Find the lines holding the string "Pressure" in the data, then copy all of them.

Records from a collection of figures
━━━━━━━━━━━━━━━━━━━━━━━━━━━━━━

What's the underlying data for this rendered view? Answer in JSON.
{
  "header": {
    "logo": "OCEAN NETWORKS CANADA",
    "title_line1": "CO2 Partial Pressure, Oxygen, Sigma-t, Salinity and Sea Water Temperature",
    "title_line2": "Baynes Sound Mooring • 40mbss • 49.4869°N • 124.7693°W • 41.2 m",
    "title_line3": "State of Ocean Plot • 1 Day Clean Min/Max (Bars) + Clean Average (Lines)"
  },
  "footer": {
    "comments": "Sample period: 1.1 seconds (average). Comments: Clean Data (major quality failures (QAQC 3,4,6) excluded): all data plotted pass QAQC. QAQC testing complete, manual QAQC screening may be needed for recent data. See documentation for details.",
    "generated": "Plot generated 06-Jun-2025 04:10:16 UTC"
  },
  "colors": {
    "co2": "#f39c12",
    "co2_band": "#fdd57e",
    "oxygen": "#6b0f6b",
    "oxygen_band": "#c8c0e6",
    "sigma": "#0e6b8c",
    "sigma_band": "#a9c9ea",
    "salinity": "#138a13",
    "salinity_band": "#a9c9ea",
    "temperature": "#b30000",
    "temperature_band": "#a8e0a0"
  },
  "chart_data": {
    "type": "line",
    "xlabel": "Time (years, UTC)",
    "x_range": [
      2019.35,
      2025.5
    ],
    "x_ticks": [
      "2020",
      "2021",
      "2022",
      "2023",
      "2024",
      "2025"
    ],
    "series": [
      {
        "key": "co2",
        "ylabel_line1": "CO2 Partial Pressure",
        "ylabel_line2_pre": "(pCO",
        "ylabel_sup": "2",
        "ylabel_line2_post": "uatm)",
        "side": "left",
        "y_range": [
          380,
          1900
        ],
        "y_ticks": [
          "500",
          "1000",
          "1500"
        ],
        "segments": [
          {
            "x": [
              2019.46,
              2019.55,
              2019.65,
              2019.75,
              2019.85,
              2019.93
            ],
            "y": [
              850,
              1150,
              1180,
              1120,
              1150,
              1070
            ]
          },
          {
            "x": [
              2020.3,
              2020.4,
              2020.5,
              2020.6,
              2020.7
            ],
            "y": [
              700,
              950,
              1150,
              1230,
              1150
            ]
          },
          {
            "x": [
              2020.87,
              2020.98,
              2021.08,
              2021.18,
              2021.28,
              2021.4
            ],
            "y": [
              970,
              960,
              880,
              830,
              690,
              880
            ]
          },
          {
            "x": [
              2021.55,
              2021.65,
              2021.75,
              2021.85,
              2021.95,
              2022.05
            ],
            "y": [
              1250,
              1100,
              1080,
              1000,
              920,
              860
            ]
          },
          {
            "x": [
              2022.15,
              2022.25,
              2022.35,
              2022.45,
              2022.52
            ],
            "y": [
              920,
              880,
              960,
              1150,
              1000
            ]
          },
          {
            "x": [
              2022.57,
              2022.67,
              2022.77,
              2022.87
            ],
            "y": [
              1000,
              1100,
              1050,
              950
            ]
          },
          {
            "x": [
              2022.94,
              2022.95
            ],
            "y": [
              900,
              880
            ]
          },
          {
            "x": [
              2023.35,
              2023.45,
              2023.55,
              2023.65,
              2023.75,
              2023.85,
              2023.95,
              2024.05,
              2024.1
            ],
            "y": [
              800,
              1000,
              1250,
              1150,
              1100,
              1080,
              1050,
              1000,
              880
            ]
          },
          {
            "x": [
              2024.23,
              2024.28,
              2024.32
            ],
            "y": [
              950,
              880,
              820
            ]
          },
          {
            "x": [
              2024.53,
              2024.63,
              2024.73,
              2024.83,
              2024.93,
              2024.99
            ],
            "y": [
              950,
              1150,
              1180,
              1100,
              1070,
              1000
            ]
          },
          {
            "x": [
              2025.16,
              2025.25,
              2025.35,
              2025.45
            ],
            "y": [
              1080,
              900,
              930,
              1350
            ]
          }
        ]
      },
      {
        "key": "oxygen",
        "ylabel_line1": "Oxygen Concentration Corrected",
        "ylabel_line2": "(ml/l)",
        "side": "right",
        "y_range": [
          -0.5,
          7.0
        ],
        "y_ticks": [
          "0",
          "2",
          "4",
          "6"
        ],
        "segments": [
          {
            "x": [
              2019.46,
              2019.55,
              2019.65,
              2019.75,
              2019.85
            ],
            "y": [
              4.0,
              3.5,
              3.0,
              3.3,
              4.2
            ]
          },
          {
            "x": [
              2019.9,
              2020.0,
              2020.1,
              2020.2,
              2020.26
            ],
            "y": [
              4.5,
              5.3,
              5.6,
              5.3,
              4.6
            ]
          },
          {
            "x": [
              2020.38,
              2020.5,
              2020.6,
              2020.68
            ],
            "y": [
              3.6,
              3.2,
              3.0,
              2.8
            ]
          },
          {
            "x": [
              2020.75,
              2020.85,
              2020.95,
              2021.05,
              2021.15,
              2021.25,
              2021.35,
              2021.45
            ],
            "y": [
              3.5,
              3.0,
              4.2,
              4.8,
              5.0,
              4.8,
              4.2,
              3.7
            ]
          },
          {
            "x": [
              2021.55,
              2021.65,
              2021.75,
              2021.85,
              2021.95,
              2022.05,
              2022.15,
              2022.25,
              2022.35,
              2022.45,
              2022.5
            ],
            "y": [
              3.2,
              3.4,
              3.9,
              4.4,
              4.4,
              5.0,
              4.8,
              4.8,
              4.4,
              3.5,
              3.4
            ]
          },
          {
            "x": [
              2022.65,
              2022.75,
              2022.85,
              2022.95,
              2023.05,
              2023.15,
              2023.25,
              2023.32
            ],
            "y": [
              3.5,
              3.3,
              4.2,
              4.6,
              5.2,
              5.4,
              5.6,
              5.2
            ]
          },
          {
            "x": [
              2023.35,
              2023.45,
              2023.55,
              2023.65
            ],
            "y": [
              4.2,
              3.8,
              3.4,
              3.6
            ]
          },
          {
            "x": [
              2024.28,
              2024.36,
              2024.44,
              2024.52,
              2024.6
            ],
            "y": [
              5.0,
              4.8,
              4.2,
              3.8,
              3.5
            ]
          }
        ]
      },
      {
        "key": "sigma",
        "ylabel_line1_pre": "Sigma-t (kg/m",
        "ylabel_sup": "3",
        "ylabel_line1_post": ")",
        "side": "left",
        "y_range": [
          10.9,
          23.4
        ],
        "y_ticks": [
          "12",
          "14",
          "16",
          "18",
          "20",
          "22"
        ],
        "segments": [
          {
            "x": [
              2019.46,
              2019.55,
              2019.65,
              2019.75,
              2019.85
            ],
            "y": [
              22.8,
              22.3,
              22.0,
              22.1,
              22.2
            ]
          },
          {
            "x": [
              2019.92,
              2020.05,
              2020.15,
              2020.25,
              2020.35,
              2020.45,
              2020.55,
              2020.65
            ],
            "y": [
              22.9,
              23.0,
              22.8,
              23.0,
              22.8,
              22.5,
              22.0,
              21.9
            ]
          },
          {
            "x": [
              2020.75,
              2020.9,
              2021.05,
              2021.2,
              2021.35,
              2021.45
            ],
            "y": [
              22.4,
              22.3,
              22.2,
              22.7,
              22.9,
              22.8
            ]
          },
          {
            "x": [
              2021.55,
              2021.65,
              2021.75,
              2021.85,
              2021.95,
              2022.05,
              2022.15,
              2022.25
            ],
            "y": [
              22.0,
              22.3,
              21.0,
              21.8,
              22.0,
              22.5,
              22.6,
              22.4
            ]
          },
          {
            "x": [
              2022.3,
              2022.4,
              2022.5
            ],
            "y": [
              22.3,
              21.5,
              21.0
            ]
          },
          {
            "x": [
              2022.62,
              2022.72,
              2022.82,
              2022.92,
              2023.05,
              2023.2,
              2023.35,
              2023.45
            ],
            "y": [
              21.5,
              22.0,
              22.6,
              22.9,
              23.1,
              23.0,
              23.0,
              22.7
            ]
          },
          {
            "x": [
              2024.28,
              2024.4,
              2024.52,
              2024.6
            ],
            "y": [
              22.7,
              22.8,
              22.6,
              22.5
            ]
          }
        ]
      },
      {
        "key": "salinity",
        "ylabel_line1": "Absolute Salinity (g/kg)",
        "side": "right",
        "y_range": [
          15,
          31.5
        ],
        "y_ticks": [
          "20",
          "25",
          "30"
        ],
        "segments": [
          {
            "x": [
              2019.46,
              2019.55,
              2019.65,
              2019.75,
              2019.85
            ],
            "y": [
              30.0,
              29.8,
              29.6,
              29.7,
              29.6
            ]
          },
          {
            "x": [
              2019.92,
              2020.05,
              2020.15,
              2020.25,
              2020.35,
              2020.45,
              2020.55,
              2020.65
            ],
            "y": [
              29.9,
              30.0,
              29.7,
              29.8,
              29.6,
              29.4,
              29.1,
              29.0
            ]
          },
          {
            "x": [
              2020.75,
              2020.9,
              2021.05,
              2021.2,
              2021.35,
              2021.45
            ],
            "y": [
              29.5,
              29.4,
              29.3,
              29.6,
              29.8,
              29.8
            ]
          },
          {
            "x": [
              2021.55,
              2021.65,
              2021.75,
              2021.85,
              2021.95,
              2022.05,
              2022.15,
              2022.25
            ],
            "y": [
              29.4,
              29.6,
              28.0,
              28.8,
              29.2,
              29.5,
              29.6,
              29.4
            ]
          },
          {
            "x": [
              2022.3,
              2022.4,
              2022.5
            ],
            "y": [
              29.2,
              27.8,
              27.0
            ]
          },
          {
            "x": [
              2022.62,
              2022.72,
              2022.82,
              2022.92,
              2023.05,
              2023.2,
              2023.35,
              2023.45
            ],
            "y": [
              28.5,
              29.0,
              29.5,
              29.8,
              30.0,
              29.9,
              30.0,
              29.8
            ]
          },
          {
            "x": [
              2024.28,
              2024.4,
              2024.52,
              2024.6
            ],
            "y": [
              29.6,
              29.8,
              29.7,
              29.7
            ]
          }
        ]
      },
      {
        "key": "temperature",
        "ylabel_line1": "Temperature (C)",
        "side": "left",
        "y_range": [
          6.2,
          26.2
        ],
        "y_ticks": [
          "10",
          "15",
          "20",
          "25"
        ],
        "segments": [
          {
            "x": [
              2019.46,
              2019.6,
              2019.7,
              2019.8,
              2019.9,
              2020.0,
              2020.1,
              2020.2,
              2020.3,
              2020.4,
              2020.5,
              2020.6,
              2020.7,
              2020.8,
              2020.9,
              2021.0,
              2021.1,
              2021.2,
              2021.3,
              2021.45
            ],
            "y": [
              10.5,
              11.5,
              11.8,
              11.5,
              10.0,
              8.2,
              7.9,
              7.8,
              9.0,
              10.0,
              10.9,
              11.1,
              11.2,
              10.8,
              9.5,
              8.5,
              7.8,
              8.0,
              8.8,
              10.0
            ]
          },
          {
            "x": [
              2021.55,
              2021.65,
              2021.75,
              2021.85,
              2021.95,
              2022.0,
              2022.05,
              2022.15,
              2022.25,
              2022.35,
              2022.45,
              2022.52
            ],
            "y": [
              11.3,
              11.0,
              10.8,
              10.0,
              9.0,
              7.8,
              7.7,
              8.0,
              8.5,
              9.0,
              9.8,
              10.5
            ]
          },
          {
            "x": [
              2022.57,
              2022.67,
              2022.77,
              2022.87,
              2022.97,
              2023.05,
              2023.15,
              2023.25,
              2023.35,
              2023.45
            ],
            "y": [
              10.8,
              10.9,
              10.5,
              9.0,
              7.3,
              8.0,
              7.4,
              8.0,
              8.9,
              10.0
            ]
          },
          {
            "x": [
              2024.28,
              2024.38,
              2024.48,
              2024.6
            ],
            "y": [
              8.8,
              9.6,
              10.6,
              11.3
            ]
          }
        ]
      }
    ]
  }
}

━━━━━━━━━━━━━━━━━━━━━━━━━━━━━━

→ **WRITTEN REPLY**
    "title_line1": "CO2 Partial Pressure, Oxygen, Sigma-t, Salinity and Sea Water Temperature",
        "ylabel_line1": "CO2 Partial Pressure",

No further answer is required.